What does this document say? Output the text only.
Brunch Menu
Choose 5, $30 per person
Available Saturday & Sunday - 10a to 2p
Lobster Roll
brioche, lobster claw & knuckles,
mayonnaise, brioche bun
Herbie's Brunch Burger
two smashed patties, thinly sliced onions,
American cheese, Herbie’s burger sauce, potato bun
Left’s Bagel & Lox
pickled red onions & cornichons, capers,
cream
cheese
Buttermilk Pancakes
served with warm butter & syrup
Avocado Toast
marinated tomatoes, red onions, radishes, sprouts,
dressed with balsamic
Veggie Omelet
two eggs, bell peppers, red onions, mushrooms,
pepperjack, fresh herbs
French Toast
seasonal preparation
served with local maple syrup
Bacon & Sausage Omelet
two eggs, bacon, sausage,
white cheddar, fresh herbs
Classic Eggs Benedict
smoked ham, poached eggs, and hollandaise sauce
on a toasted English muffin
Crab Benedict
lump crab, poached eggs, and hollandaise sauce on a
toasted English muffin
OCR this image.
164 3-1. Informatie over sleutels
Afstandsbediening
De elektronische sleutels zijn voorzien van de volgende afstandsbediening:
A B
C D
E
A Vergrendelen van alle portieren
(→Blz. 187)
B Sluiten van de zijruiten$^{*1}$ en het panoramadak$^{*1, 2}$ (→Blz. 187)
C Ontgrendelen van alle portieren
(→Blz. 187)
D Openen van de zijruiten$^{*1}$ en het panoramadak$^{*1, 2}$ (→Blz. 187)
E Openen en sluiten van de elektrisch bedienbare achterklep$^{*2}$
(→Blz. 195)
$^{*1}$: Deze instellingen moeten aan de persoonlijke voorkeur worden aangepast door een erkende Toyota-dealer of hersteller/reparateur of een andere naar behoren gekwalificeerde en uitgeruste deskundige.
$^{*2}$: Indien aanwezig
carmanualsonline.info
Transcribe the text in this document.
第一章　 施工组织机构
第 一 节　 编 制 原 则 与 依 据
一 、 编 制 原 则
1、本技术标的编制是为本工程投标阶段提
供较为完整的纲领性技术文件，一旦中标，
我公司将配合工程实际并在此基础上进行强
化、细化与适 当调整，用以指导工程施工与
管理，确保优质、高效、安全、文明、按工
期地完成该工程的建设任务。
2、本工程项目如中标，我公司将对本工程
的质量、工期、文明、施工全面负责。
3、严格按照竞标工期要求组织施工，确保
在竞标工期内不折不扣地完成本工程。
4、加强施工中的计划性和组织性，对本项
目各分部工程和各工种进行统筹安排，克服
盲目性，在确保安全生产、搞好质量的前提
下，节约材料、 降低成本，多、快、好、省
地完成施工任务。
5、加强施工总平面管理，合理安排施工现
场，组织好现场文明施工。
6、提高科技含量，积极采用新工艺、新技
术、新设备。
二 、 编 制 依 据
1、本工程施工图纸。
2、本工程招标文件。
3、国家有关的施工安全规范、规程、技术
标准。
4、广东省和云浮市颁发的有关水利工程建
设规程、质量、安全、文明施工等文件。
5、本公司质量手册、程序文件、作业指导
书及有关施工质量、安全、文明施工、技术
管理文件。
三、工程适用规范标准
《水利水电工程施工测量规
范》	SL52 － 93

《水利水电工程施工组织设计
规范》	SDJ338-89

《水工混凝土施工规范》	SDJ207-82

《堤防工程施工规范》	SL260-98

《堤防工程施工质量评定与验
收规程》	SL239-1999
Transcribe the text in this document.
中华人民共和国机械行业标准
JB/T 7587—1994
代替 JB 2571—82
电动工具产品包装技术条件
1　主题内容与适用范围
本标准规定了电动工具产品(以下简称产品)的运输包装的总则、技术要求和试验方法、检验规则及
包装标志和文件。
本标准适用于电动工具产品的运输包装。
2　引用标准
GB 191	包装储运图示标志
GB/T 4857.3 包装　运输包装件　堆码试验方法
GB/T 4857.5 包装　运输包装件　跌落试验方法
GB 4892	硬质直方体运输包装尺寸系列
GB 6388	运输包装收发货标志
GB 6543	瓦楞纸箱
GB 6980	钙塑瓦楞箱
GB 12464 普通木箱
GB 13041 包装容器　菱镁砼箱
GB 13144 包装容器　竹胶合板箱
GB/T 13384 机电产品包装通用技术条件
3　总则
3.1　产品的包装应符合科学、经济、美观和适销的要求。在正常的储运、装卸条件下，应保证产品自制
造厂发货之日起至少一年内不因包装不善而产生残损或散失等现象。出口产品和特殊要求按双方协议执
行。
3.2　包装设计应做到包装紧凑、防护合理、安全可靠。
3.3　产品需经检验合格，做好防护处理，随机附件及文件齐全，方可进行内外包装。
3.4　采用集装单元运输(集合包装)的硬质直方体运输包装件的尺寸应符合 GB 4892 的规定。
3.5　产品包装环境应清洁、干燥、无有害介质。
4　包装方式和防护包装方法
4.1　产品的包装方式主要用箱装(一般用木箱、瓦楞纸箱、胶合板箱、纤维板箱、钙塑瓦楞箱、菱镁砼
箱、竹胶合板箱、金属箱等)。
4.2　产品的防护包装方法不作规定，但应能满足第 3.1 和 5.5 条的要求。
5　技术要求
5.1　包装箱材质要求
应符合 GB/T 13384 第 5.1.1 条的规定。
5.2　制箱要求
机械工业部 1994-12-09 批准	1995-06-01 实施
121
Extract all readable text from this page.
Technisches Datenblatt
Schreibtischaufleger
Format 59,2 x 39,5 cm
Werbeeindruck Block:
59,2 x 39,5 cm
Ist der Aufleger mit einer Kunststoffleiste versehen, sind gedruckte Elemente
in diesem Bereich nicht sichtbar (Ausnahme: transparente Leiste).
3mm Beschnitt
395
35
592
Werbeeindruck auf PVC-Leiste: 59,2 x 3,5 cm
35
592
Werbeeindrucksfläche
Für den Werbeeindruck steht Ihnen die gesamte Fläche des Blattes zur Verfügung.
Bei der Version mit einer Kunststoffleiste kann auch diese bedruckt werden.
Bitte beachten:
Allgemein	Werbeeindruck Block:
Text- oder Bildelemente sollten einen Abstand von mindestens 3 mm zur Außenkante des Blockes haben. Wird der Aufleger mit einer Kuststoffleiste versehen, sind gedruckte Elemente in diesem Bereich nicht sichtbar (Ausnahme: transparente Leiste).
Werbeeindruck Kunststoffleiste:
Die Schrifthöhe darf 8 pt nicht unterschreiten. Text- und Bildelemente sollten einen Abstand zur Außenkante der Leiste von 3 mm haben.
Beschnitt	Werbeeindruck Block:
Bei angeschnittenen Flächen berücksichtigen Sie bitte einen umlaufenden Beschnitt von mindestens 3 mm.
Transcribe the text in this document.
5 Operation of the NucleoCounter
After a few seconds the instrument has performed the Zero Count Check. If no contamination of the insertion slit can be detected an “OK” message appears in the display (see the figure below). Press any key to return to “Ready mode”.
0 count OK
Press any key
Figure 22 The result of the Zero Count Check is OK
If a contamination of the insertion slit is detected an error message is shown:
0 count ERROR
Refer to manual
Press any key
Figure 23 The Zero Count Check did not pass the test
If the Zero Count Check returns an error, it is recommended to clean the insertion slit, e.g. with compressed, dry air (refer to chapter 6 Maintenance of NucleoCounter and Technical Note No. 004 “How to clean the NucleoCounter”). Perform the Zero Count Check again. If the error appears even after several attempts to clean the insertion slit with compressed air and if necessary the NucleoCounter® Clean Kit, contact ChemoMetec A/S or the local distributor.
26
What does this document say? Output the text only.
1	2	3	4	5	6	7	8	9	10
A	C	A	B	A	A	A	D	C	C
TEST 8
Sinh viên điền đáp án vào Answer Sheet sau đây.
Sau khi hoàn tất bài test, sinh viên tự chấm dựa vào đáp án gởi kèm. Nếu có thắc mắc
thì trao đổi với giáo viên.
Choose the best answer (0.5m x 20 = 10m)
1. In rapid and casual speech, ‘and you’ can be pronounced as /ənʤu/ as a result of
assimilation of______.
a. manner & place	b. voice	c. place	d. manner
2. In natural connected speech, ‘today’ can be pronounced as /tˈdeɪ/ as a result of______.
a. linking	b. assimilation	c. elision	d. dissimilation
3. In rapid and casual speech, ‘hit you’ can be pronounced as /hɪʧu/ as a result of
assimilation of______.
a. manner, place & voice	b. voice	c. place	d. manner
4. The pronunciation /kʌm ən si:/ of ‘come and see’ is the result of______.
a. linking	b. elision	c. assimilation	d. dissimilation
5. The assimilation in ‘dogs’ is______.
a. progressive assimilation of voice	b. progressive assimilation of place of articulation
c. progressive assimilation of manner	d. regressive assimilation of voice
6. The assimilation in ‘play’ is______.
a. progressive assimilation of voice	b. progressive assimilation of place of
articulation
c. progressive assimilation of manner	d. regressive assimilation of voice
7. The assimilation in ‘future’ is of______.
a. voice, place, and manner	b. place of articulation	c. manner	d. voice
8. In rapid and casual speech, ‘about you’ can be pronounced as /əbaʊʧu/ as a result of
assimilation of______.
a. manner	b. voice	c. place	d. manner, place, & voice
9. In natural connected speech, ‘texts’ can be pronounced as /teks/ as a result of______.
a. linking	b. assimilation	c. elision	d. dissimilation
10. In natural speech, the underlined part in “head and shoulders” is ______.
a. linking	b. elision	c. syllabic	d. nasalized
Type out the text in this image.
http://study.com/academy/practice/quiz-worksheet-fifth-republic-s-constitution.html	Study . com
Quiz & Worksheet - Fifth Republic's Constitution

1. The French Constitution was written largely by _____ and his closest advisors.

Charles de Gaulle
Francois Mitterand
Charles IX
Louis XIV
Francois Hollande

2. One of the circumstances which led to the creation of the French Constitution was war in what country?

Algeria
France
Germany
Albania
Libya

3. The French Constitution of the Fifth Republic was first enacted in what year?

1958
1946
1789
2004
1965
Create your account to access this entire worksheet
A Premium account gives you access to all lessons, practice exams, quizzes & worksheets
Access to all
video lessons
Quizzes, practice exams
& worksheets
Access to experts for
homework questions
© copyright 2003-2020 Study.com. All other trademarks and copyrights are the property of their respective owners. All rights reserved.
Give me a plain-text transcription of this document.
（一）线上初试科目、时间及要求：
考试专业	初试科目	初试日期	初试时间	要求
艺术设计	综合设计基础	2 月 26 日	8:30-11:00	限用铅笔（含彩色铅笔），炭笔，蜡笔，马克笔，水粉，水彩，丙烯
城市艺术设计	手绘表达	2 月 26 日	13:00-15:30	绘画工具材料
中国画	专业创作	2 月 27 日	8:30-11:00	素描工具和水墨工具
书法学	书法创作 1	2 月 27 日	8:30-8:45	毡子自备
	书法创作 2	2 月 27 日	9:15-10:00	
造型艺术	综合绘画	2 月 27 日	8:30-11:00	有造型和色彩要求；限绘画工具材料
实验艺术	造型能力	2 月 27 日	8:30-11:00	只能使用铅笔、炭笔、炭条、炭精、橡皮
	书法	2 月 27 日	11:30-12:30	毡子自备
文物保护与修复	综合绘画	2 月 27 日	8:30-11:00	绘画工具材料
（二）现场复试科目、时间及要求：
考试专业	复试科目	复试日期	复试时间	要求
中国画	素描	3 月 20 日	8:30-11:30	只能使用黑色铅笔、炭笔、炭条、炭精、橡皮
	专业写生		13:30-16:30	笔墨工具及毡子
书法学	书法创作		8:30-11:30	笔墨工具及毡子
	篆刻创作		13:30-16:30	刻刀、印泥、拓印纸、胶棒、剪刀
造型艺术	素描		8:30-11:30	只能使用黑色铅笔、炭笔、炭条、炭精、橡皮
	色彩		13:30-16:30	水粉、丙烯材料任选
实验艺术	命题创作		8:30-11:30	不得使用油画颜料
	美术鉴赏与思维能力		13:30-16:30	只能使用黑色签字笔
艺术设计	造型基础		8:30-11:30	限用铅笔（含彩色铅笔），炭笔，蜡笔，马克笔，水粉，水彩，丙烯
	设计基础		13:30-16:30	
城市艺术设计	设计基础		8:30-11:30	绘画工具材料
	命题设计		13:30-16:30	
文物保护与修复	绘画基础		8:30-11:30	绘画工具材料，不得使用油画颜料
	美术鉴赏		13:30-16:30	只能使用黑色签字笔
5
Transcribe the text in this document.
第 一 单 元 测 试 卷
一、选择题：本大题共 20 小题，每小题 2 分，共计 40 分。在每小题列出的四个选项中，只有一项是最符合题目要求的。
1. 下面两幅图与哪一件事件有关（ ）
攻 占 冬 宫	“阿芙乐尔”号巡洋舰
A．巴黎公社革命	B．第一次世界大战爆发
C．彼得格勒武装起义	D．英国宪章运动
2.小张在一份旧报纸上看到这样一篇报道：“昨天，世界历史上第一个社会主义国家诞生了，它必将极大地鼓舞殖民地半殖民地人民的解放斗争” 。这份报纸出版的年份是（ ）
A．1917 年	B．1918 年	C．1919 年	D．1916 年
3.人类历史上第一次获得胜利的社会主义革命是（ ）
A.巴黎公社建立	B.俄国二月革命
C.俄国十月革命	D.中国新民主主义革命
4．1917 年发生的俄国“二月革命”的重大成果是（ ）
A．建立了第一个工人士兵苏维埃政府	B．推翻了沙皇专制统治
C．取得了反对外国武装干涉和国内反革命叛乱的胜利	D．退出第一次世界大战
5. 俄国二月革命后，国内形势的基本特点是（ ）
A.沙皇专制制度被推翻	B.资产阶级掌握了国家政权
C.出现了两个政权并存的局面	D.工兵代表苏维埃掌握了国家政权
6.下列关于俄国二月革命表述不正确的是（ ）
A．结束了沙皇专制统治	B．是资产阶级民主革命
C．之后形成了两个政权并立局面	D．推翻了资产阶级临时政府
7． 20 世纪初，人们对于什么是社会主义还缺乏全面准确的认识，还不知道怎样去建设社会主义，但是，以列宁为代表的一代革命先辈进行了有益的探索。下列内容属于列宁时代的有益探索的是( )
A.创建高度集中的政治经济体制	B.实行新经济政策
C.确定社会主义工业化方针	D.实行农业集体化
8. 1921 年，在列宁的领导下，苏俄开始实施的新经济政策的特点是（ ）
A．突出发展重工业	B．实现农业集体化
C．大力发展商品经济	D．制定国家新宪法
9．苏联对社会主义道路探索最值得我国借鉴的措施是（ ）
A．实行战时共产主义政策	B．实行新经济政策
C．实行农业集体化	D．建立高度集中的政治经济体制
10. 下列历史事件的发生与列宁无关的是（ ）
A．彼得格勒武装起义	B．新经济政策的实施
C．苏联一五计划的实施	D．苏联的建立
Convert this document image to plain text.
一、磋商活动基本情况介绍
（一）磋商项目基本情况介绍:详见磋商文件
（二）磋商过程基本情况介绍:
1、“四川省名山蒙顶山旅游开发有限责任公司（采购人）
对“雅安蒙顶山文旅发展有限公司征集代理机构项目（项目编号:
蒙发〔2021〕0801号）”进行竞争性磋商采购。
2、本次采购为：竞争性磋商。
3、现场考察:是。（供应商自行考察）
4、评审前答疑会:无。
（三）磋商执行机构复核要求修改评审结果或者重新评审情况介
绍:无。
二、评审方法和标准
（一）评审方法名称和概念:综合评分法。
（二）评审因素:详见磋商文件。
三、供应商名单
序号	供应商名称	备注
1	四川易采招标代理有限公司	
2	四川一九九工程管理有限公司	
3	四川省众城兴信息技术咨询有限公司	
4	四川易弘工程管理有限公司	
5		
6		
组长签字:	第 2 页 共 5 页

● PROBLEM TO WORK ON: Which lines run from the one containing "Convert this document image to plain text." to the end of the entries above? Quote exactly those, and only those.

● EXERCISE ANSWER:
Convert this document image to plain text.
一、磋商活动基本情况介绍
（一）磋商项目基本情况介绍:详见磋商文件
（二）磋商过程基本情况介绍:
1、“四川省名山蒙顶山旅游开发有限责任公司（采购人）
对“雅安蒙顶山文旅发展有限公司征集代理机构项目（项目编号:
蒙发〔2021〕0801号）”进行竞争性磋商采购。
2、本次采购为：竞争性磋商。
3、现场考察:是。（供应商自行考察）
4、评审前答疑会:无。
（三）磋商执行机构复核要求修改评审结果或者重新评审情况介
绍:无。
二、评审方法和标准
（一）评审方法名称和概念:综合评分法。
（二）评审因素:详见磋商文件。
三、供应商名单
序号	供应商名称	备注
1	四川易采招标代理有限公司	
2	四川一九九工程管理有限公司	
3	四川省众城兴信息技术咨询有限公司	
4	四川易弘工程管理有限公司	
5		
6		
组长签字:	第 2 页 共 5 页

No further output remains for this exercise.